* _STATED EXERCISE_: Check every line of the entries below for the word "frac", and copy the ones that have it.

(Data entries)

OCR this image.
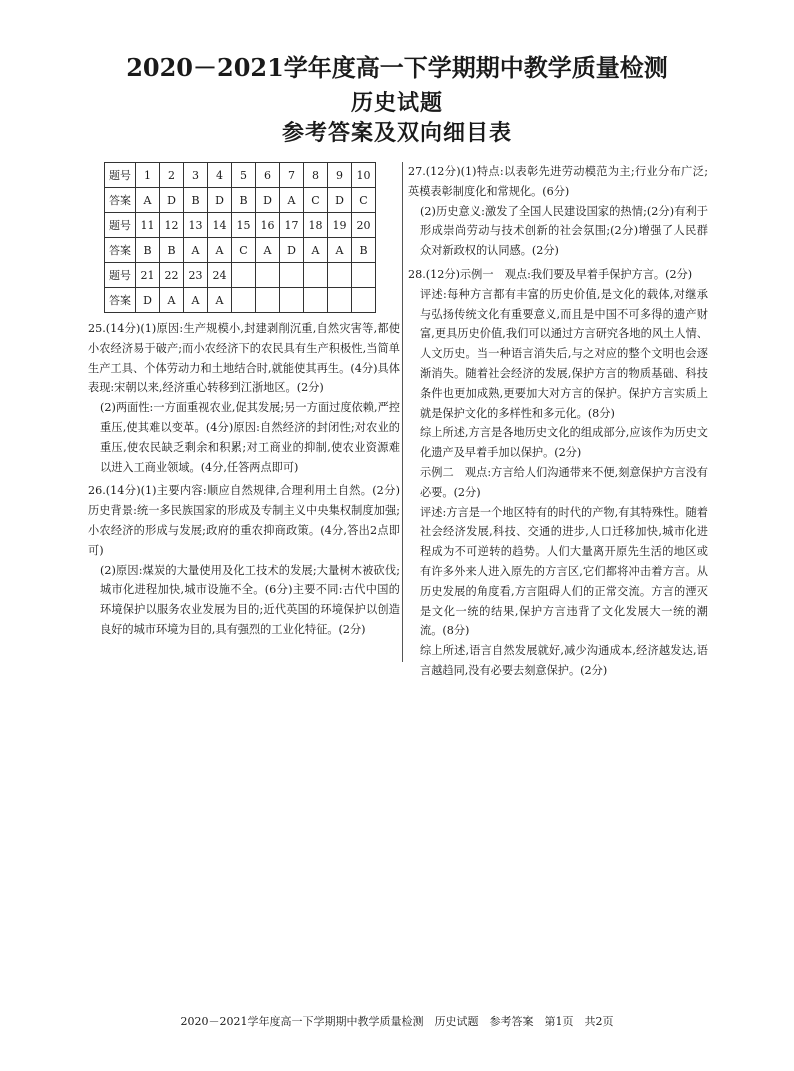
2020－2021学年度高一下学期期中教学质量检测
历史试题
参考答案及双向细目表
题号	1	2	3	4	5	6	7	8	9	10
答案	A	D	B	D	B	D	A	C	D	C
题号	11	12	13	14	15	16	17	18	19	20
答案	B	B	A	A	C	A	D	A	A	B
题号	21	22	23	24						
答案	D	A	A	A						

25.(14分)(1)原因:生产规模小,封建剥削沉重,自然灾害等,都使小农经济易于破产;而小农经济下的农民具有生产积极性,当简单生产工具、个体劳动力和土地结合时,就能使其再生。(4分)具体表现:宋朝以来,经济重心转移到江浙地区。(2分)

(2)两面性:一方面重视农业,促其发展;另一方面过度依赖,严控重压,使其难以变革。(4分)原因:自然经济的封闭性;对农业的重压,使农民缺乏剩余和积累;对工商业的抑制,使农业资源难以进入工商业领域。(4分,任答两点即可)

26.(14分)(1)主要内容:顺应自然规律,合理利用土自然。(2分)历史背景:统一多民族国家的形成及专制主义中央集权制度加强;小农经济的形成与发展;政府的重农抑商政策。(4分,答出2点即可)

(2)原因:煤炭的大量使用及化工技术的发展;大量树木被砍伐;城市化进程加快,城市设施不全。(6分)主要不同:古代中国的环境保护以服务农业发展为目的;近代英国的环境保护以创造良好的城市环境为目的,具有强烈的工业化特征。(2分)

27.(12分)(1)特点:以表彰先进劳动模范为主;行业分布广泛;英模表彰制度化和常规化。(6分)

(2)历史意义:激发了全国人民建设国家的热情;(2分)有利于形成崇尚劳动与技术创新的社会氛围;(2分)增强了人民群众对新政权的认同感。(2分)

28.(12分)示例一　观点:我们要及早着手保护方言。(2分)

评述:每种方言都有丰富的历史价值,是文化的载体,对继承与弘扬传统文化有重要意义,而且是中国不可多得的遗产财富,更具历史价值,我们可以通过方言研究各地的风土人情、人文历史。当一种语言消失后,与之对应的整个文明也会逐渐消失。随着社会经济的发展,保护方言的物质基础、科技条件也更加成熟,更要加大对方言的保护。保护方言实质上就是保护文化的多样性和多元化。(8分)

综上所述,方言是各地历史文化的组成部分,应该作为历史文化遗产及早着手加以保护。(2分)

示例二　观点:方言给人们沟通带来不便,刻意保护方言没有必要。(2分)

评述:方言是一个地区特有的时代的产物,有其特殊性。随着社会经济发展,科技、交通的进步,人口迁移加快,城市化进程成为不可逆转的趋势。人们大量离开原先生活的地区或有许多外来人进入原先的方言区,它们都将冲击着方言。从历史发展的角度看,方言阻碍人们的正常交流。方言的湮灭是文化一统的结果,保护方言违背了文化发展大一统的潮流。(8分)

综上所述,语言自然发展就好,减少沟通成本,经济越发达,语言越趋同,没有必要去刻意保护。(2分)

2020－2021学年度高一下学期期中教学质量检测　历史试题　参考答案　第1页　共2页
---
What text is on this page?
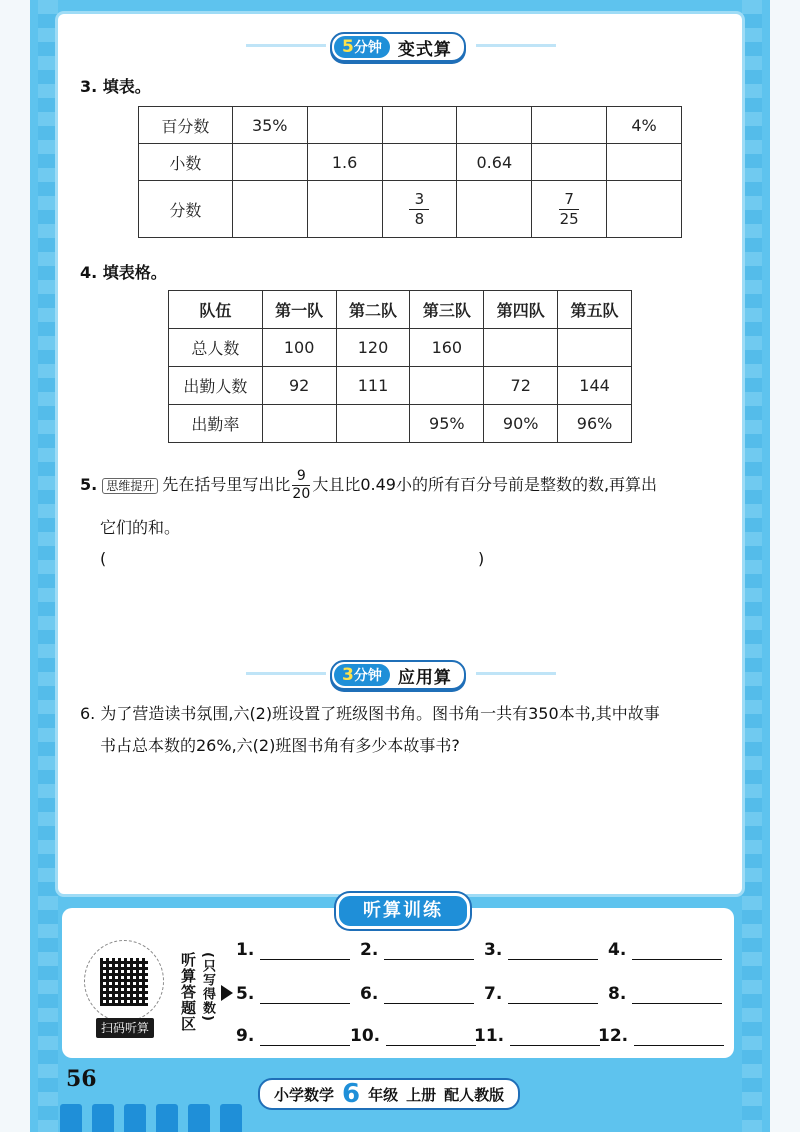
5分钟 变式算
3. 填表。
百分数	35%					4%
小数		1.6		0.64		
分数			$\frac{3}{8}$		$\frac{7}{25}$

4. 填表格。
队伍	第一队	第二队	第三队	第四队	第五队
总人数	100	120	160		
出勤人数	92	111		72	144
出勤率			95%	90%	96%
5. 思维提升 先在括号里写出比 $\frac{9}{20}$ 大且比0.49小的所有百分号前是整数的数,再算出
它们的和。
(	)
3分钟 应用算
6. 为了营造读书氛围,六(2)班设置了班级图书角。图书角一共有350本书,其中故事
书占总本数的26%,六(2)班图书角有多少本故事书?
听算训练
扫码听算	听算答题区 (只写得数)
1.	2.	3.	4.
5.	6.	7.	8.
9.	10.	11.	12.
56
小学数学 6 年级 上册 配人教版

* _OUTPUT OF THE TASK_:
分数			$\frac{3}{8}$		$\frac{7}{25}$
5. 思维提升 先在括号里写出比 $\frac{9}{20}$ 大且比0.49小的所有百分号前是整数的数,再算出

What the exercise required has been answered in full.